Stored records
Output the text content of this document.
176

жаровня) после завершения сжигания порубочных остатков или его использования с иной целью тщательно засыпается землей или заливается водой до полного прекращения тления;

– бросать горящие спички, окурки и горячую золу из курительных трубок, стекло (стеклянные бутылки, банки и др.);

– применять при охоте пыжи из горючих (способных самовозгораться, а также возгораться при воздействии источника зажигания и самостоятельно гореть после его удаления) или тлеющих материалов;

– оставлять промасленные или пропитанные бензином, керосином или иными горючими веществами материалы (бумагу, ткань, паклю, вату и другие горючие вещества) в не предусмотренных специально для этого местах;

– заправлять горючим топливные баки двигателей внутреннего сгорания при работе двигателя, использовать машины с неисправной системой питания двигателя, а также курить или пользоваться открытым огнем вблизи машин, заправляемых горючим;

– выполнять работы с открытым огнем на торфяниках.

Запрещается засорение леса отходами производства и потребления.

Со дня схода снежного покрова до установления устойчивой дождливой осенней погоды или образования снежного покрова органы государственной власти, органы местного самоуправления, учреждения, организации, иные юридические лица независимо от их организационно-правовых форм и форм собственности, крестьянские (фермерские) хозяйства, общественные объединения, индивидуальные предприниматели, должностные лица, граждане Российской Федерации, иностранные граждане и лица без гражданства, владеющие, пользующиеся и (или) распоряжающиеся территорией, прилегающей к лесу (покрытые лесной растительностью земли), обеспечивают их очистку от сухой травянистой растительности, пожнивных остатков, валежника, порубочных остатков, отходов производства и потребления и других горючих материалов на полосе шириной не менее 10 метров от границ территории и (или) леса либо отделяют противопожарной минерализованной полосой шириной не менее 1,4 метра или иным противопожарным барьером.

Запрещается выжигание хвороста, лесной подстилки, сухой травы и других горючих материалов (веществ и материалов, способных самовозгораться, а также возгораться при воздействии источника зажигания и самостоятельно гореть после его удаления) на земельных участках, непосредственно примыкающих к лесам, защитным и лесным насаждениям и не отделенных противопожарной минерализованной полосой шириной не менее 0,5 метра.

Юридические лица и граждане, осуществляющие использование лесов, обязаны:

» Task statement: In the records above, locate each line with the word "возгораться". Copy all such lines.

» Answer for this exercise:
– применять при охоте пыжи из горючих (способных самовозгораться, а также возгораться при воздействии источника зажигания и самостоятельно гореть после его удаления) или тлеющих материалов;
Запрещается выжигание хвороста, лесной подстилки, сухой травы и других горючих материалов (веществ и материалов, способных самовозгораться, а также возгораться при воздействии источника зажигания и самостоятельно гореть после его удаления) на земельных участках, непосредственно примыкающих к лесам, защитным и лесным насаждениям и не отделенных противопожарной минерализованной полосой шириной не менее 0,5 метра.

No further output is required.